>> start

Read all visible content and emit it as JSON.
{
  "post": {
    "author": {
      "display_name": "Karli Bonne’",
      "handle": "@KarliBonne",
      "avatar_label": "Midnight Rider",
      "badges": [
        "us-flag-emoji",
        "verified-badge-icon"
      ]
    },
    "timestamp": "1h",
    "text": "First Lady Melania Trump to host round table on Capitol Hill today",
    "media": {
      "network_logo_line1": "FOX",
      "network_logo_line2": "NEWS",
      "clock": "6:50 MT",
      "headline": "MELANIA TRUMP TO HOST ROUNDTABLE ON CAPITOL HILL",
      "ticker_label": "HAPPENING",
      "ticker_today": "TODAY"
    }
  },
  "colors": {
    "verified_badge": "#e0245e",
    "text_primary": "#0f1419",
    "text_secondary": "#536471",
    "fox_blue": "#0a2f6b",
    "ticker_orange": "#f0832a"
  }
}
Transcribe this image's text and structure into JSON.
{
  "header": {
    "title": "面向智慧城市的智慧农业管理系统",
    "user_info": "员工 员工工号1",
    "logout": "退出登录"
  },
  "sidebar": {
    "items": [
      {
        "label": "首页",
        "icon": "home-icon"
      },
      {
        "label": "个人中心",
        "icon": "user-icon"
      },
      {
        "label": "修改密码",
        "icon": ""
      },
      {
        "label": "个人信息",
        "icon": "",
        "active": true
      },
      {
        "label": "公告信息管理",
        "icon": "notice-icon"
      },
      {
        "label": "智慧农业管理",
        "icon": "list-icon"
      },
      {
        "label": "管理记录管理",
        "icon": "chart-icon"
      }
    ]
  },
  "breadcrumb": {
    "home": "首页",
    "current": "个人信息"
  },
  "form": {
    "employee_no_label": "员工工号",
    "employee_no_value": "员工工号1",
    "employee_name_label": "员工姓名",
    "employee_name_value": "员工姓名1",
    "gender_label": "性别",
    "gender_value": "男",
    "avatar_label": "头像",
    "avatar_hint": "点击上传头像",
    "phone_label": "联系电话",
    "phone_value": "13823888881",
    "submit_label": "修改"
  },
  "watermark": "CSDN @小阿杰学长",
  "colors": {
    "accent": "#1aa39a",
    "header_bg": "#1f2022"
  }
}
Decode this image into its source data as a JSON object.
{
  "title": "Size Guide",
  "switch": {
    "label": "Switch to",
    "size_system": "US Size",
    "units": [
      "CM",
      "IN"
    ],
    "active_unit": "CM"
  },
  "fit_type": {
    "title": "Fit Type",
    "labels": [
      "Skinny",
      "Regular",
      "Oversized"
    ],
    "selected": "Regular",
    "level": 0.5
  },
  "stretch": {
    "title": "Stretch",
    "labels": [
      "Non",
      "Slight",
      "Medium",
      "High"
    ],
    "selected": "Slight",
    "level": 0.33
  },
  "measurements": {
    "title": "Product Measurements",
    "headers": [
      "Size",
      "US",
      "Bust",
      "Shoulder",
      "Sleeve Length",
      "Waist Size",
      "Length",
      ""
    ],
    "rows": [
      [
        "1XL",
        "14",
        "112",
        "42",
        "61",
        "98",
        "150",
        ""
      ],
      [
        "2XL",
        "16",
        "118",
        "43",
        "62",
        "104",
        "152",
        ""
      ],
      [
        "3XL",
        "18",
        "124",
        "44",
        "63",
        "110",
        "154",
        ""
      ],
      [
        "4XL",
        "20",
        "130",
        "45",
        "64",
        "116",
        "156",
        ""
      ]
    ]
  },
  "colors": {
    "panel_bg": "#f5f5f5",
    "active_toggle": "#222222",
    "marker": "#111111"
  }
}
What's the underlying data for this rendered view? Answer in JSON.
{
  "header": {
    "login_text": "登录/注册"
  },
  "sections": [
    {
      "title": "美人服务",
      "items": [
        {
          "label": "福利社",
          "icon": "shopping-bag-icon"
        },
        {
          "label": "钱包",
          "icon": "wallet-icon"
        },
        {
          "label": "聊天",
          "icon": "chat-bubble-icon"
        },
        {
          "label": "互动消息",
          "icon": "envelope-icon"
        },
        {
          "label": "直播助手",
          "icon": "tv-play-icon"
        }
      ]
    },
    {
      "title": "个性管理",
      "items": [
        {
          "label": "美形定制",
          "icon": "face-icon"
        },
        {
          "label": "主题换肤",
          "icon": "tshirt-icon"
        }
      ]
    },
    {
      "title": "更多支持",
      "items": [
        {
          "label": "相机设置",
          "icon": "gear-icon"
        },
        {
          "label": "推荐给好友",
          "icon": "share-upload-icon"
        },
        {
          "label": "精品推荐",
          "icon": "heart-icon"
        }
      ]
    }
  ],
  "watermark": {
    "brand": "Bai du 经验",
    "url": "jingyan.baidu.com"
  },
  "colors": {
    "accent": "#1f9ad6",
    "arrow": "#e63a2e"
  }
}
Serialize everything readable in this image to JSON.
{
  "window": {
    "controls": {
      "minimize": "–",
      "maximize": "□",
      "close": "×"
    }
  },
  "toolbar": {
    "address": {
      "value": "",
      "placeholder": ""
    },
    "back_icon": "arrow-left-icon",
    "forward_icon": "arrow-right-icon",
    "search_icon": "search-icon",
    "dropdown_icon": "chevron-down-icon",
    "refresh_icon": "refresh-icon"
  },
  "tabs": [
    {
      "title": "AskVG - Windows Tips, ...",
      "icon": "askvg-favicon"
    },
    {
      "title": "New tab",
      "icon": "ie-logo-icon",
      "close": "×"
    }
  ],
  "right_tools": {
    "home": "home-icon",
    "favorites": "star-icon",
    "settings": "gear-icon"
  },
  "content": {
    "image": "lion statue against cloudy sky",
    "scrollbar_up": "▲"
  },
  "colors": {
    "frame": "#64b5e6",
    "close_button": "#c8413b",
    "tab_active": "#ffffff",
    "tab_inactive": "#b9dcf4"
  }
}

>> end

Task instructions:
State the count of lines with the word "data" in them, and write nothing else.

Written response:
2